▶ EXERCISE OBJECTIVE
Collect each line of the records containing the string "this".

— START EXTRACTED ENTRIES —

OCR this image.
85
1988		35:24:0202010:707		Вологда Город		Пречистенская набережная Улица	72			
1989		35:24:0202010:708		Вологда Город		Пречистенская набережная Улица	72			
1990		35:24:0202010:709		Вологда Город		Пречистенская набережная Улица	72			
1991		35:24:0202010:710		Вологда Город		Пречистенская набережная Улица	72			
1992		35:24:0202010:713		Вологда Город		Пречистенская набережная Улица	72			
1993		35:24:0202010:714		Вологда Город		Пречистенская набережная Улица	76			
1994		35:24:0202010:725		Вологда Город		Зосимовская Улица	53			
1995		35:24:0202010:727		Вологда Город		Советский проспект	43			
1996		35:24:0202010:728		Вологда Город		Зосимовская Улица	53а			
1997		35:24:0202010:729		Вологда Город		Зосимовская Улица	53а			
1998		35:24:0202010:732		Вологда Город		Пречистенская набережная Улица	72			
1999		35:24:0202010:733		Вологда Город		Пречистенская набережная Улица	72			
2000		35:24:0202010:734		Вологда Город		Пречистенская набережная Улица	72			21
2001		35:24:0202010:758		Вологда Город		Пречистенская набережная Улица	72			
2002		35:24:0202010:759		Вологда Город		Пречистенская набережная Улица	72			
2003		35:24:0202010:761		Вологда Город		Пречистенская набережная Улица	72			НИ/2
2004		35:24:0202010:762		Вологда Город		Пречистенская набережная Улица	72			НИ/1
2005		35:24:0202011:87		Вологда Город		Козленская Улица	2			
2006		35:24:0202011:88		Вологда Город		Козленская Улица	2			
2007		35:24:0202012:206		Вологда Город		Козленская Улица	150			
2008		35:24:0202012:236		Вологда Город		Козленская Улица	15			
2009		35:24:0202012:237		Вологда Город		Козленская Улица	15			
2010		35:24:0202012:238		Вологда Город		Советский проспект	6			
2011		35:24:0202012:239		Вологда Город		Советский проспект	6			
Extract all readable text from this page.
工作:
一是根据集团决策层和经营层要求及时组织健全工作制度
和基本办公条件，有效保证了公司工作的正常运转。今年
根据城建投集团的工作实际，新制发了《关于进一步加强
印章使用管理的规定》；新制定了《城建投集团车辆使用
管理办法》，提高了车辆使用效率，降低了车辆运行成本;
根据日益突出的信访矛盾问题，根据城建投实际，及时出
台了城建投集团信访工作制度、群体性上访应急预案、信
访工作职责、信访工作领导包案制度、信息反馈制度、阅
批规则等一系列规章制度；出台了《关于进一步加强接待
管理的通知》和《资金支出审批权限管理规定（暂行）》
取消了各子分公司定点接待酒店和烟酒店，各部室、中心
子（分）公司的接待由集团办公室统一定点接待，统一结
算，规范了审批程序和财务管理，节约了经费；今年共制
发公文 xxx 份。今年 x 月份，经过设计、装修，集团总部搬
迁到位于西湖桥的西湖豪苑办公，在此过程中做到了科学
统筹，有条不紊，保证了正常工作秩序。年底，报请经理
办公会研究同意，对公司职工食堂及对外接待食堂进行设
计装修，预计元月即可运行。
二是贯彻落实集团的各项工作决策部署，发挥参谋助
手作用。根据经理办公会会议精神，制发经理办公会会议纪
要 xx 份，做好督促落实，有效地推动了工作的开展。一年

— END EXTRACTED ENTRIES —

▶ EXERCISE OUTPUT
OCR this image.
Extract all readable text from this page.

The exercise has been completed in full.